>> Begin

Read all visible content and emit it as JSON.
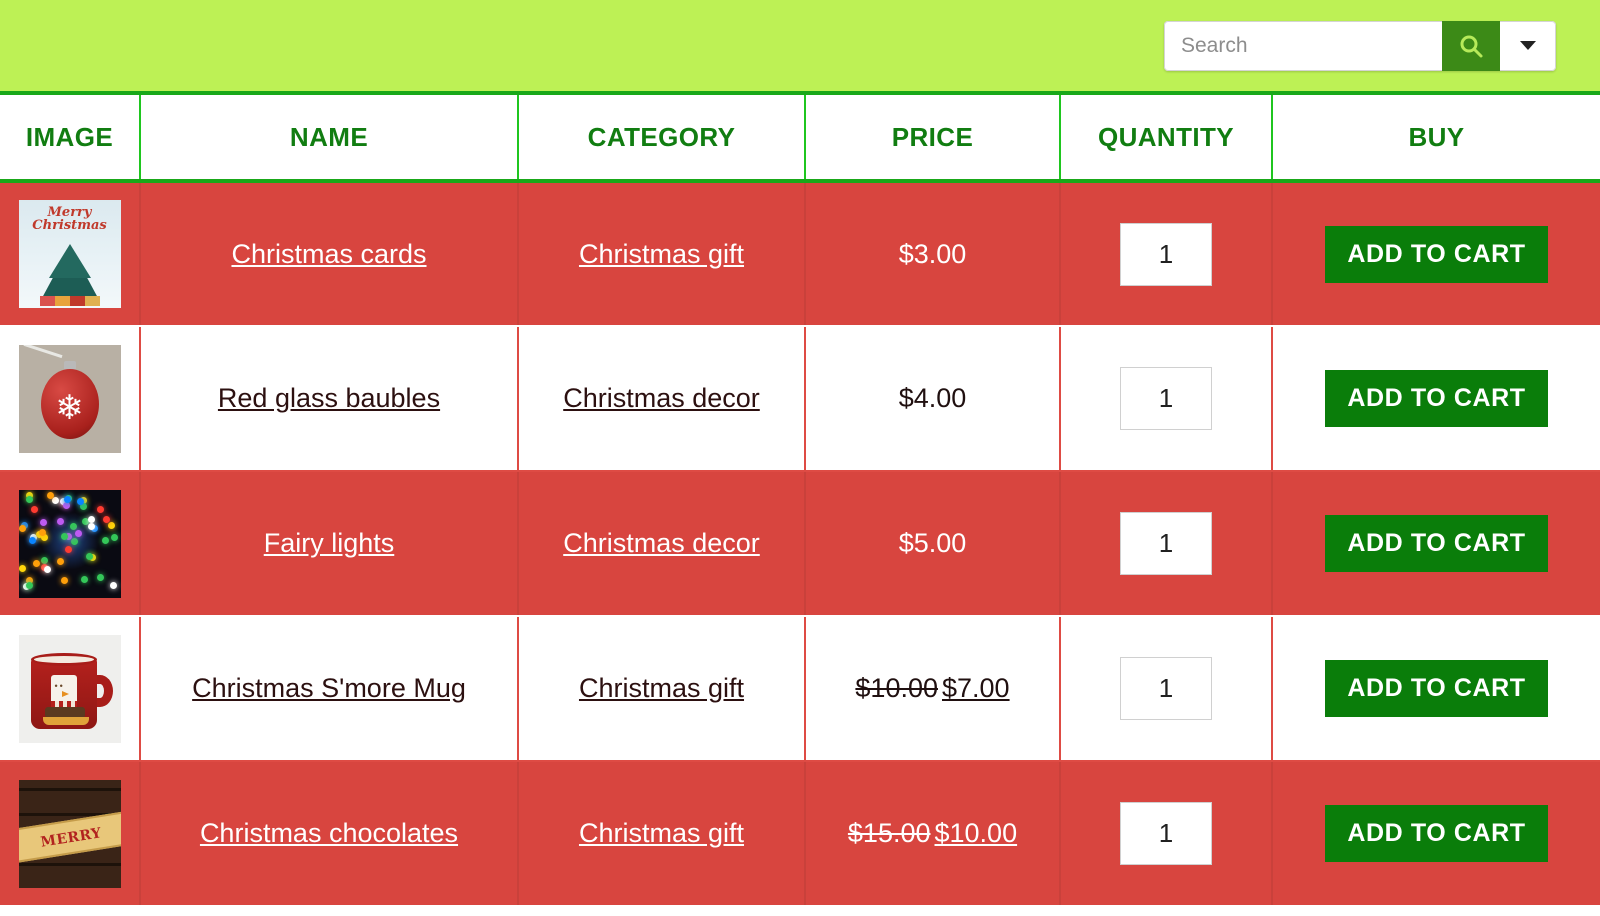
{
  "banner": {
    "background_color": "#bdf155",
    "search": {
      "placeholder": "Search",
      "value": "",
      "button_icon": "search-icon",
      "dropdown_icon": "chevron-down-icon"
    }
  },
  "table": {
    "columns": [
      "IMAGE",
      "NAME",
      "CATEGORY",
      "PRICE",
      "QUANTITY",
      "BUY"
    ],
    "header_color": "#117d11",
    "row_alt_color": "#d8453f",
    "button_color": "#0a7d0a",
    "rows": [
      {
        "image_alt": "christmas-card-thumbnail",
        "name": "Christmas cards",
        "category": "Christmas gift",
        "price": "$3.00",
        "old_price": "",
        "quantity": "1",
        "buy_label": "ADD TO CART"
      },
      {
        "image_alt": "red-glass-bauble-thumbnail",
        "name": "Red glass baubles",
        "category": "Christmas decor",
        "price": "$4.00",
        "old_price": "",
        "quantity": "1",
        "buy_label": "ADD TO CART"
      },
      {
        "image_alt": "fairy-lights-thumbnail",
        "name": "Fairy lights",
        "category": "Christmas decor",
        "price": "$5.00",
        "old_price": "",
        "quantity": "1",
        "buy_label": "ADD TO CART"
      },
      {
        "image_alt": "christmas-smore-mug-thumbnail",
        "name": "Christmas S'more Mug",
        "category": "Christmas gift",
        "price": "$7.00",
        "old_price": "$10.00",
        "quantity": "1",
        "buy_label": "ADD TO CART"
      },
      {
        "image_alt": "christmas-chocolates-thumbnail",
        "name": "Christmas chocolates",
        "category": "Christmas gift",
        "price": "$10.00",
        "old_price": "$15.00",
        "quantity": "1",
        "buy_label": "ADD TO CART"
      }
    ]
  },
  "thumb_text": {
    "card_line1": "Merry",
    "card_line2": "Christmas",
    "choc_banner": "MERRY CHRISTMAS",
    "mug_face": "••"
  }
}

>> End

*Stated goal*
Wherever the string "chocolates" appears in the entries above, list that line.

*Correct result*
        "image_alt": "christmas-chocolates-thumbnail",
        "name": "Christmas chocolates",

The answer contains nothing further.